→ **What is being asked**:
In the entries below, report every line that contains the string "likes", matching case exactly.

[Boxed element entries]
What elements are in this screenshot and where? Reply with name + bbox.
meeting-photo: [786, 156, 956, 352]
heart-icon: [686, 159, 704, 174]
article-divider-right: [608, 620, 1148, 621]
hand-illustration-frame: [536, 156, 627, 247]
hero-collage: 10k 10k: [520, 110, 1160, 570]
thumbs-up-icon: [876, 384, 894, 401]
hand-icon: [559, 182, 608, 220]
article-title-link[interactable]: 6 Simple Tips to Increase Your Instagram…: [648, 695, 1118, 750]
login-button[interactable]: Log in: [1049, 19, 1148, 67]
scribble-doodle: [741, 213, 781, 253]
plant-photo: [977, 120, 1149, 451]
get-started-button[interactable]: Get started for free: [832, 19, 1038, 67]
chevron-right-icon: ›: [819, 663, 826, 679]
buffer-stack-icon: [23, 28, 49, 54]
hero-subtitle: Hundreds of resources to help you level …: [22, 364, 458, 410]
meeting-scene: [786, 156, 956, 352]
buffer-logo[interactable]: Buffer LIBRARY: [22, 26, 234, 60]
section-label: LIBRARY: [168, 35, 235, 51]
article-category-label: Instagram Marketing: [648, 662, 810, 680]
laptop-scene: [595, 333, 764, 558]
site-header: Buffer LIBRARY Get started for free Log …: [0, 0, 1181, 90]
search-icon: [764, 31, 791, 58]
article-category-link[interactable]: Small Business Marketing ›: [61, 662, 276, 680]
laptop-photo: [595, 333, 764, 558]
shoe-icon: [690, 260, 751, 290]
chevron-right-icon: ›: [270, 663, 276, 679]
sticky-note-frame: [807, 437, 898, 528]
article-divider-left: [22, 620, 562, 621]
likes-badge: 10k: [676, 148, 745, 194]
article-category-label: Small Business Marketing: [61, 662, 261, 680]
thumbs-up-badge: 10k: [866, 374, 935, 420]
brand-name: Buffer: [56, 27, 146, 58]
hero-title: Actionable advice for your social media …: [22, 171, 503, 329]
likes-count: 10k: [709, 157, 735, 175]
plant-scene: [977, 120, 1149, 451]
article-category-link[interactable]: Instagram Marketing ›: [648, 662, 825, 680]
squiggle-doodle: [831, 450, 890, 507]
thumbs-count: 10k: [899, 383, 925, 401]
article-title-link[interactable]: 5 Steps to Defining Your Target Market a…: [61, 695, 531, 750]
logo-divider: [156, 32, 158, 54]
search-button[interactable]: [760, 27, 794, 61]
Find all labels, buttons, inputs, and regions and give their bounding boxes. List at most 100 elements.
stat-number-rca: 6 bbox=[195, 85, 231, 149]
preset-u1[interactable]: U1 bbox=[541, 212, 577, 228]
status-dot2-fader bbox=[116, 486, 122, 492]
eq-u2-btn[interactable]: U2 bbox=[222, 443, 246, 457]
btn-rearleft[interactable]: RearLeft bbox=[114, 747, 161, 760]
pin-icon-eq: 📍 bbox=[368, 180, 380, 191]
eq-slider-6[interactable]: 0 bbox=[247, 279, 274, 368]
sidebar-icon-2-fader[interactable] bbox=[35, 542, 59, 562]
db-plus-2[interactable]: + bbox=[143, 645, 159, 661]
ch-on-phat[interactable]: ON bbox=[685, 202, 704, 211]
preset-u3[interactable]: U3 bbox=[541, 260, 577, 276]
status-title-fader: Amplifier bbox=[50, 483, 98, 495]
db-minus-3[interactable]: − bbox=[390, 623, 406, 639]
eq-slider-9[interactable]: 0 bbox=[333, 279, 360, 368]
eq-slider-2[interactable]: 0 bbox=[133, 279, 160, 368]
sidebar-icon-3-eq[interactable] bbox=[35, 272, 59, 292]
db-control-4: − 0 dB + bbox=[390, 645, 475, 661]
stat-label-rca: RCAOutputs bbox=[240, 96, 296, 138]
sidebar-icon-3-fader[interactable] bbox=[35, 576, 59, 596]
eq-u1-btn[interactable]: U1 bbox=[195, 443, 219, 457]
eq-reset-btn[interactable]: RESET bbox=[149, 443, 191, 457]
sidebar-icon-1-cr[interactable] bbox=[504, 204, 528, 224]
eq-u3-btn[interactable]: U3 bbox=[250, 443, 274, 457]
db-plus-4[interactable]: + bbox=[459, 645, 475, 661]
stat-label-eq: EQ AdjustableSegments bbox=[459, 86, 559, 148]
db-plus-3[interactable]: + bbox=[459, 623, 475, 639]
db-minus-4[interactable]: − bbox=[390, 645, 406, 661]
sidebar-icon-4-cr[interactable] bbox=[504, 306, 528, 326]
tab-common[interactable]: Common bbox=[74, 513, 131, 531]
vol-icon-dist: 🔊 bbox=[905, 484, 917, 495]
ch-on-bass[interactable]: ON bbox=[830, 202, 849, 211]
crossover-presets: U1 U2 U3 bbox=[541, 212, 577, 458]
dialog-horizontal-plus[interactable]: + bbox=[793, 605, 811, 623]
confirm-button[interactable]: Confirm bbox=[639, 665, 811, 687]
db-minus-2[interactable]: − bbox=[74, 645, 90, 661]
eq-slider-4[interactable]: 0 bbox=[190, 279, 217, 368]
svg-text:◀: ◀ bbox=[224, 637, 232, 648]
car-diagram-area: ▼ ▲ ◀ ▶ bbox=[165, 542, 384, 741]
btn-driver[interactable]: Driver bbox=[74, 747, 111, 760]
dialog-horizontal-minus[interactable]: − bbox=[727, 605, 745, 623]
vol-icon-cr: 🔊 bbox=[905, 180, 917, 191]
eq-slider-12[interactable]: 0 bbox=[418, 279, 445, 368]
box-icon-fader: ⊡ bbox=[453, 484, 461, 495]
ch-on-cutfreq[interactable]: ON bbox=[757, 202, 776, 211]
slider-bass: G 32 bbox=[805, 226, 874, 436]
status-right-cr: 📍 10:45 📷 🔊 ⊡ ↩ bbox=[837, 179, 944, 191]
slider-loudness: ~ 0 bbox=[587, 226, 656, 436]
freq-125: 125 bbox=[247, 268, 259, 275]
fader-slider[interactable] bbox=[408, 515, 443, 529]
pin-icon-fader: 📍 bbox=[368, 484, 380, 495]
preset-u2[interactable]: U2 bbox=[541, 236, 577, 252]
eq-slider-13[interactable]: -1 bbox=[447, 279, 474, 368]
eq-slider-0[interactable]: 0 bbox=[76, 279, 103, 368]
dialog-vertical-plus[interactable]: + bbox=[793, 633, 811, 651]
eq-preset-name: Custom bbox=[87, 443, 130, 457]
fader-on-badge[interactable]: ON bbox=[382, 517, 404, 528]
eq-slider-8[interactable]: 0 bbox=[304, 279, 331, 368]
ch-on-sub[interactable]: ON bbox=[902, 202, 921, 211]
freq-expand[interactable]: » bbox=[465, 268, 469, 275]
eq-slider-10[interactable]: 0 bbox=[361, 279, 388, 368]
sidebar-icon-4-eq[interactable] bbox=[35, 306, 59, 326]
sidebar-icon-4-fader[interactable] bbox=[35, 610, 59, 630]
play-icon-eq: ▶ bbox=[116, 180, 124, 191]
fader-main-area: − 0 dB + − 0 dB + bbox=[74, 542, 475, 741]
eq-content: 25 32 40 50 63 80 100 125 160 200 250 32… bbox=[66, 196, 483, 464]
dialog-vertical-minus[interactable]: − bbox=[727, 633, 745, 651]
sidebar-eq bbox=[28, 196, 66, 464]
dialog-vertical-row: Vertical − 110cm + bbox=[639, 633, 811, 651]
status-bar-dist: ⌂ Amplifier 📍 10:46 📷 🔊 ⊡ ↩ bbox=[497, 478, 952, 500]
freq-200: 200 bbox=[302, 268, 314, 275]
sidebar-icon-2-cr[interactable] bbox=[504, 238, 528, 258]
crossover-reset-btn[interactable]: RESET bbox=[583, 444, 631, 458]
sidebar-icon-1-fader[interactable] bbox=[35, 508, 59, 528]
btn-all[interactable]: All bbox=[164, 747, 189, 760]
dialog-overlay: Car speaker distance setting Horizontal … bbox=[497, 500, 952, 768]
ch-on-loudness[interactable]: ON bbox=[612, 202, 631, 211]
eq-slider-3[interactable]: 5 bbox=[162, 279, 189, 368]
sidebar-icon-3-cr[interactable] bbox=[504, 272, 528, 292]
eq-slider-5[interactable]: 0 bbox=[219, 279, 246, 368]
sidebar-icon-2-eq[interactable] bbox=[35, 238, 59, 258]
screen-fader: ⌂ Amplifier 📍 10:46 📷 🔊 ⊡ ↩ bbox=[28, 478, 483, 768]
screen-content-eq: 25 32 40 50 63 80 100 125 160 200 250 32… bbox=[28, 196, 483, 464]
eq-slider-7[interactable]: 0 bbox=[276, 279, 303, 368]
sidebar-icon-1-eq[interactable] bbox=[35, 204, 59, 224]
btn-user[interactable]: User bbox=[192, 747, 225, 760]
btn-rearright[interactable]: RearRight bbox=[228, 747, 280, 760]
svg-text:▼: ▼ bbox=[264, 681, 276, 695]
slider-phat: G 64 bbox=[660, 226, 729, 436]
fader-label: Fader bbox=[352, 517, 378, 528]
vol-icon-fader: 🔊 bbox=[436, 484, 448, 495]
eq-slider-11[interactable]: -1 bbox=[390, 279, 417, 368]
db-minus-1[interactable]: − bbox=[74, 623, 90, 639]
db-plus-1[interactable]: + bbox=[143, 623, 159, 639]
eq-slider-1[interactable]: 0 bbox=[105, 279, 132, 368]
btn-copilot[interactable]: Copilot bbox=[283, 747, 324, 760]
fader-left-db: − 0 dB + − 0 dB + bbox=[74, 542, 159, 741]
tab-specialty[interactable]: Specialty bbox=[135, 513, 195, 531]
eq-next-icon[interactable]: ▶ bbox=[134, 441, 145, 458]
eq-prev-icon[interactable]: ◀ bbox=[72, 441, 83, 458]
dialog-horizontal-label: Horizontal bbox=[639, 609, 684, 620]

→ **Output for this task**:
likes-badge: 10k: [676, 148, 745, 194]
likes-count: 10k: [709, 157, 735, 175]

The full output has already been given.